» **Set exercise**
Drop every picture, then transcribe the remaining data exactly.

» **Records supplied**
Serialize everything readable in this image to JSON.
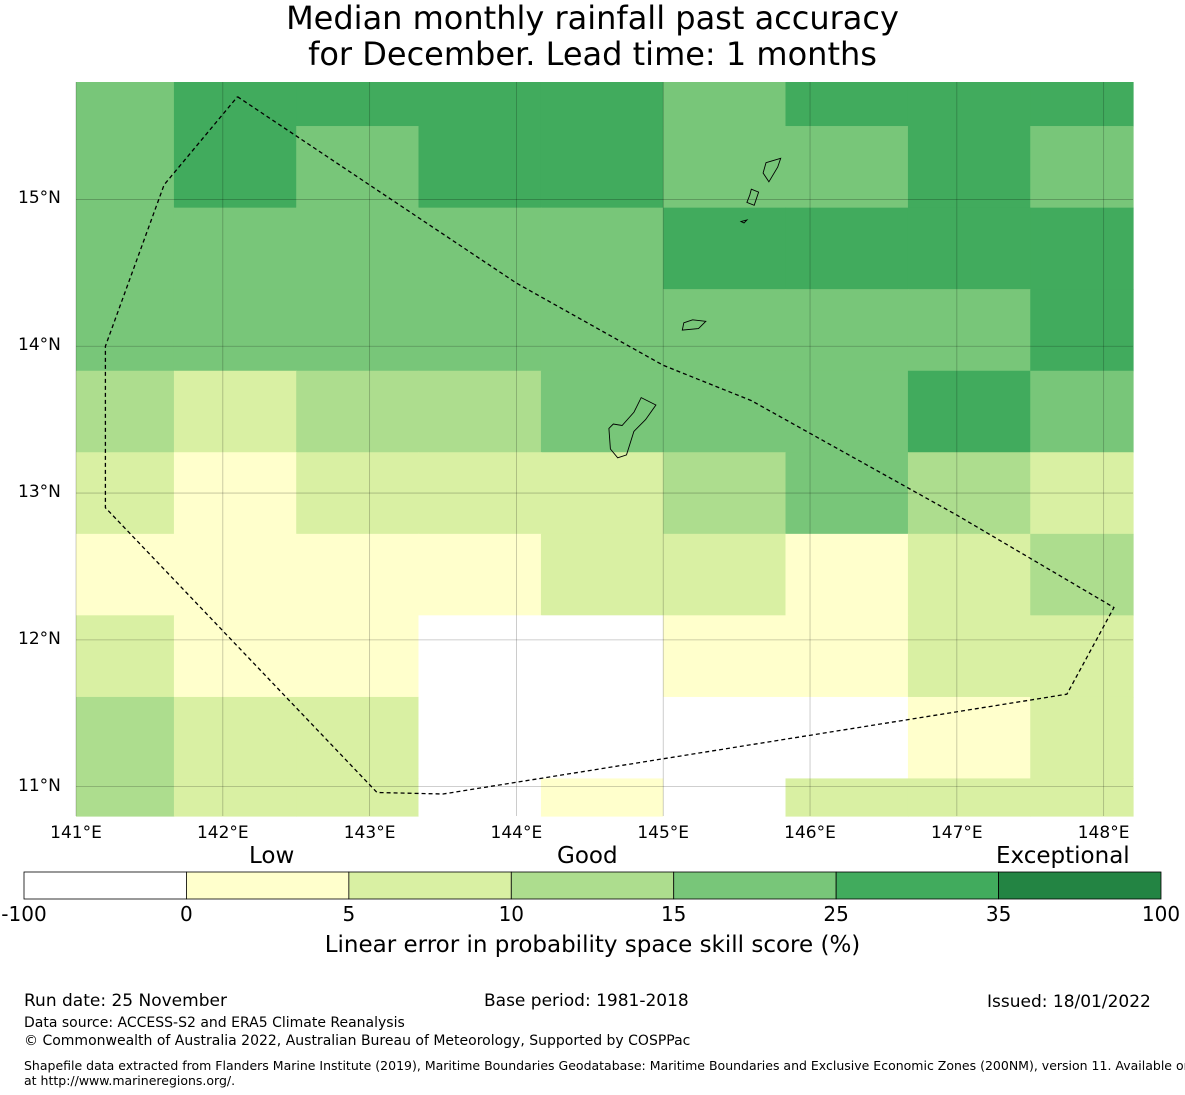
{
  "title_line1": "Median monthly rainfall past accuracy",
  "title_line2": "for December. Lead time: 1 months",
  "chart_data": {
    "type": "heatmap",
    "title": "Median monthly rainfall past accuracy for December. Lead time: 1 months",
    "lon_range": [
      141.0,
      148.2
    ],
    "lat_range": [
      10.8,
      15.8
    ],
    "lon_ticks": [
      "141°E",
      "142°E",
      "143°E",
      "144°E",
      "145°E",
      "146°E",
      "147°E",
      "148°E"
    ],
    "lat_ticks": [
      "11°N",
      "12°N",
      "13°N",
      "14°N",
      "15°N"
    ],
    "grid_lon_edges": [
      141.0,
      141.667,
      142.5,
      143.333,
      144.167,
      145.0,
      145.833,
      146.667,
      147.5,
      148.2
    ],
    "grid_lat_edges": [
      15.8,
      15.5,
      14.944,
      14.389,
      13.833,
      13.278,
      12.722,
      12.167,
      11.611,
      11.056,
      10.8
    ],
    "cell_classes": [
      [
        4,
        5,
        5,
        5,
        5,
        4,
        5,
        5,
        5
      ],
      [
        4,
        5,
        4,
        5,
        5,
        4,
        4,
        5,
        4
      ],
      [
        4,
        4,
        4,
        4,
        4,
        5,
        5,
        5,
        5
      ],
      [
        4,
        4,
        4,
        4,
        4,
        4,
        4,
        4,
        5
      ],
      [
        3,
        2,
        3,
        3,
        4,
        4,
        4,
        5,
        4
      ],
      [
        2,
        1,
        2,
        2,
        2,
        3,
        4,
        3,
        2
      ],
      [
        1,
        1,
        1,
        1,
        2,
        2,
        1,
        2,
        3
      ],
      [
        2,
        1,
        1,
        0,
        0,
        1,
        1,
        2,
        2
      ],
      [
        3,
        2,
        2,
        0,
        0,
        0,
        0,
        1,
        2
      ],
      [
        3,
        2,
        2,
        0,
        1,
        0,
        2,
        2,
        2
      ]
    ],
    "colorbar": {
      "boundaries": [
        "-100",
        "0",
        "5",
        "10",
        "15",
        "25",
        "35",
        "100"
      ],
      "colors": [
        "#ffffff",
        "#ffffcc",
        "#d9f0a3",
        "#addd8e",
        "#78c679",
        "#41ab5d",
        "#238443"
      ],
      "category_labels": [
        "Low",
        "Good",
        "Exceptional"
      ],
      "label": "Linear error in probability space skill score (%)"
    },
    "boundary_outline": [
      [
        142.1,
        15.7
      ],
      [
        144.0,
        14.43
      ],
      [
        145.0,
        13.87
      ],
      [
        145.6,
        13.63
      ],
      [
        147.0,
        12.85
      ],
      [
        148.07,
        12.22
      ],
      [
        147.75,
        11.63
      ],
      [
        143.5,
        10.95
      ],
      [
        143.05,
        10.96
      ],
      [
        141.2,
        12.9
      ],
      [
        141.2,
        13.1
      ],
      [
        141.2,
        14.0
      ],
      [
        141.6,
        15.1
      ],
      [
        142.1,
        15.7
      ]
    ],
    "islands": [
      {
        "name": "Saipan",
        "points": [
          [
            145.7,
            15.25
          ],
          [
            145.8,
            15.28
          ],
          [
            145.78,
            15.22
          ],
          [
            145.72,
            15.12
          ],
          [
            145.68,
            15.18
          ]
        ]
      },
      {
        "name": "Tinian",
        "points": [
          [
            145.6,
            15.07
          ],
          [
            145.65,
            15.05
          ],
          [
            145.62,
            14.96
          ],
          [
            145.57,
            14.98
          ],
          [
            145.59,
            15.03
          ]
        ]
      },
      {
        "name": "Aguijan",
        "points": [
          [
            145.53,
            14.85
          ],
          [
            145.57,
            14.86
          ],
          [
            145.55,
            14.84
          ]
        ]
      },
      {
        "name": "Rota",
        "points": [
          [
            145.14,
            14.16
          ],
          [
            145.2,
            14.18
          ],
          [
            145.29,
            14.17
          ],
          [
            145.24,
            14.12
          ],
          [
            145.13,
            14.11
          ]
        ]
      },
      {
        "name": "Guam",
        "points": [
          [
            144.85,
            13.65
          ],
          [
            144.95,
            13.6
          ],
          [
            144.88,
            13.5
          ],
          [
            144.8,
            13.42
          ],
          [
            144.75,
            13.26
          ],
          [
            144.69,
            13.24
          ],
          [
            144.64,
            13.3
          ],
          [
            144.63,
            13.44
          ],
          [
            144.66,
            13.47
          ],
          [
            144.72,
            13.46
          ],
          [
            144.8,
            13.55
          ]
        ]
      }
    ]
  },
  "footer": {
    "run_date": "Run date: 25 November",
    "base_period": "Base period: 1981-2018",
    "issued": "Issued: 18/01/2022",
    "data_source": "Data source: ACCESS-S2 and ERA5 Climate Reanalysis",
    "copyright": "© Commonwealth of Australia 2022, Australian Bureau of Meteorology, Supported by COSPPac",
    "shapefile_line1": "Shapefile data extracted from Flanders Marine Institute (2019), Maritime Boundaries Geodatabase: Maritime Boundaries and Exclusive Economic Zones (200NM), version 11. Available online",
    "shapefile_line2": "at http://www.marineregions.org/."
  }
}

» **Finished answer**
Serialize everything readable in this image to JSON.
{
  "title_line1": "Median monthly rainfall past accuracy",
  "title_line2": "for December. Lead time: 1 months",
  "chart_data": {
    "type": "heatmap",
    "title": "Median monthly rainfall past accuracy for December. Lead time: 1 months",
    "lon_range": [
      141.0,
      148.2
    ],
    "lat_range": [
      10.8,
      15.8
    ],
    "lon_ticks": [
      "141°E",
      "142°E",
      "143°E",
      "144°E",
      "145°E",
      "146°E",
      "147°E",
      "148°E"
    ],
    "lat_ticks": [
      "11°N",
      "12°N",
      "13°N",
      "14°N",
      "15°N"
    ],
    "grid_lon_edges": [
      141.0,
      141.667,
      142.5,
      143.333,
      144.167,
      145.0,
      145.833,
      146.667,
      147.5,
      148.2
    ],
    "grid_lat_edges": [
      15.8,
      15.5,
      14.944,
      14.389,
      13.833,
      13.278,
      12.722,
      12.167,
      11.611,
      11.056,
      10.8
    ],
    "cell_classes": [
      [
        4,
        5,
        5,
        5,
        5,
        4,
        5,
        5,
        5
      ],
      [
        4,
        5,
        4,
        5,
        5,
        4,
        4,
        5,
        4
      ],
      [
        4,
        4,
        4,
        4,
        4,
        5,
        5,
        5,
        5
      ],
      [
        4,
        4,
        4,
        4,
        4,
        4,
        4,
        4,
        5
      ],
      [
        3,
        2,
        3,
        3,
        4,
        4,
        4,
        5,
        4
      ],
      [
        2,
        1,
        2,
        2,
        2,
        3,
        4,
        3,
        2
      ],
      [
        1,
        1,
        1,
        1,
        2,
        2,
        1,
        2,
        3
      ],
      [
        2,
        1,
        1,
        0,
        0,
        1,
        1,
        2,
        2
      ],
      [
        3,
        2,
        2,
        0,
        0,
        0,
        0,
        1,
        2
      ],
      [
        3,
        2,
        2,
        0,
        1,
        0,
        2,
        2,
        2
      ]
    ],
    "colorbar": {
      "boundaries": [
        "-100",
        "0",
        "5",
        "10",
        "15",
        "25",
        "35",
        "100"
      ],
      "colors": [
        "#ffffff",
        "#ffffcc",
        "#d9f0a3",
        "#addd8e",
        "#78c679",
        "#41ab5d",
        "#238443"
      ],
      "category_labels": [
        "Low",
        "Good",
        "Exceptional"
      ],
      "label": "Linear error in probability space skill score (%)"
    },
    "boundary_outline": [
      [
        142.1,
        15.7
      ],
      [
        144.0,
        14.43
      ],
      [
        145.0,
        13.87
      ],
      [
        145.6,
        13.63
      ],
      [
        147.0,
        12.85
      ],
      [
        148.07,
        12.22
      ],
      [
        147.75,
        11.63
      ],
      [
        143.5,
        10.95
      ],
      [
        143.05,
        10.96
      ],
      [
        141.2,
        12.9
      ],
      [
        141.2,
        13.1
      ],
      [
        141.2,
        14.0
      ],
      [
        141.6,
        15.1
      ],
      [
        142.1,
        15.7
      ]
    ],
    "islands": [
      {
        "name": "Saipan",
        "points": [
          [
            145.7,
            15.25
          ],
          [
            145.8,
            15.28
          ],
          [
            145.78,
            15.22
          ],
          [
            145.72,
            15.12
          ],
          [
            145.68,
            15.18
          ]
        ]
      },
      {
        "name": "Tinian",
        "points": [
          [
            145.6,
            15.07
          ],
          [
            145.65,
            15.05
          ],
          [
            145.62,
            14.96
          ],
          [
            145.57,
            14.98
          ],
          [
            145.59,
            15.03
          ]
        ]
      },
      {
        "name": "Aguijan",
        "points": [
          [
            145.53,
            14.85
          ],
          [
            145.57,
            14.86
          ],
          [
            145.55,
            14.84
          ]
        ]
      },
      {
        "name": "Rota",
        "points": [
          [
            145.14,
            14.16
          ],
          [
            145.2,
            14.18
          ],
          [
            145.29,
            14.17
          ],
          [
            145.24,
            14.12
          ],
          [
            145.13,
            14.11
          ]
        ]
      },
      {
        "name": "Guam",
        "points": [
          [
            144.85,
            13.65
          ],
          [
            144.95,
            13.6
          ],
          [
            144.88,
            13.5
          ],
          [
            144.8,
            13.42
          ],
          [
            144.75,
            13.26
          ],
          [
            144.69,
            13.24
          ],
          [
            144.64,
            13.3
          ],
          [
            144.63,
            13.44
          ],
          [
            144.66,
            13.47
          ],
          [
            144.72,
            13.46
          ],
          [
            144.8,
            13.55
          ]
        ]
      }
    ]
  },
  "footer": {
    "run_date": "Run date: 25 November",
    "base_period": "Base period: 1981-2018",
    "issued": "Issued: 18/01/2022",
    "data_source": "Data source: ACCESS-S2 and ERA5 Climate Reanalysis",
    "copyright": "© Commonwealth of Australia 2022, Australian Bureau of Meteorology, Supported by COSPPac",
    "shapefile_line1": "Shapefile data extracted from Flanders Marine Institute (2019), Maritime Boundaries Geodatabase: Maritime Boundaries and Exclusive Economic Zones (200NM), version 11. Available online",
    "shapefile_line2": "at http://www.marineregions.org/."
  }
}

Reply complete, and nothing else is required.